━━━ Entries supplied

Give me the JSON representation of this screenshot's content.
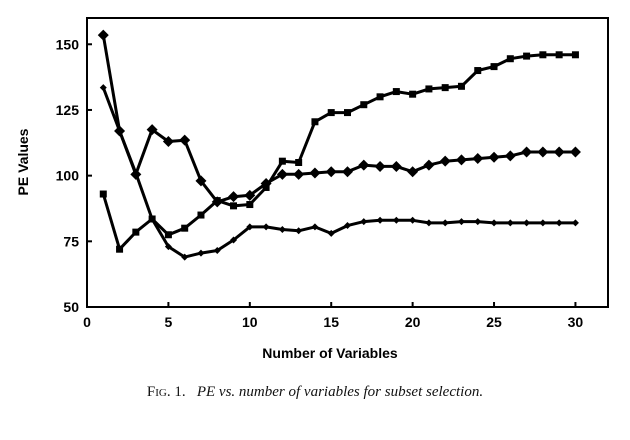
{
  "caption": {
    "label": "Fig. 1.",
    "text": "PE vs. number of variables for subset selection."
  },
  "chart_data": {
    "type": "line",
    "title": "",
    "xlabel": "Number of Variables",
    "ylabel": "PE Values",
    "xlim": [
      0,
      32
    ],
    "ylim": [
      50,
      160
    ],
    "xticks": [
      0,
      5,
      10,
      15,
      20,
      25,
      30
    ],
    "yticks": [
      50,
      75,
      100,
      125,
      150
    ],
    "grid": false,
    "legend": "none",
    "line_color": "#000000",
    "series": [
      {
        "marker": "diamond-large",
        "x": [
          1,
          2,
          3,
          4,
          5,
          6,
          7,
          8,
          9,
          10,
          11,
          12,
          13,
          14,
          15,
          16,
          17,
          18,
          19,
          20,
          21,
          22,
          23,
          24,
          25,
          26,
          27,
          28,
          29,
          30
        ],
        "values": [
          153.5,
          117,
          100.5,
          117.5,
          113,
          113.5,
          98,
          90,
          92,
          92.5,
          97,
          100.5,
          100.5,
          101,
          101.5,
          101.5,
          104,
          103.5,
          103.5,
          101.5,
          104,
          105.5,
          106,
          106.5,
          107,
          107.5,
          109,
          109,
          109,
          109
        ]
      },
      {
        "marker": "square",
        "x": [
          1,
          2,
          3,
          4,
          5,
          6,
          7,
          8,
          9,
          10,
          11,
          12,
          13,
          14,
          15,
          16,
          17,
          18,
          19,
          20,
          21,
          22,
          23,
          24,
          25,
          26,
          27,
          28,
          29,
          30
        ],
        "values": [
          93,
          72,
          78.5,
          83.5,
          77.5,
          80,
          85,
          90.5,
          88.5,
          89,
          95.5,
          105.5,
          105,
          120.5,
          124,
          124,
          127,
          130,
          132,
          131,
          133,
          133.5,
          134,
          140,
          141.5,
          144.5,
          145.5,
          146,
          146,
          146
        ]
      },
      {
        "marker": "diamond-small",
        "x": [
          1,
          2,
          3,
          4,
          5,
          6,
          7,
          8,
          9,
          10,
          11,
          12,
          13,
          14,
          15,
          16,
          17,
          18,
          19,
          20,
          21,
          22,
          23,
          24,
          25,
          26,
          27,
          28,
          29,
          30
        ],
        "values": [
          133.5,
          117,
          101,
          83.5,
          73,
          69,
          70.5,
          71.5,
          75.5,
          80.5,
          80.5,
          79.5,
          79,
          80.5,
          78,
          81,
          82.5,
          83,
          83,
          83,
          82,
          82,
          82.5,
          82.5,
          82,
          82,
          82,
          82,
          82,
          82
        ]
      }
    ]
  }
}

━━━━━━

▶ **Exercise requirements**
Pick each line holding the word "diamond" out of the data and copy it.

▶ **Worked answer**
        "marker": "diamond-large",
        "marker": "diamond-small",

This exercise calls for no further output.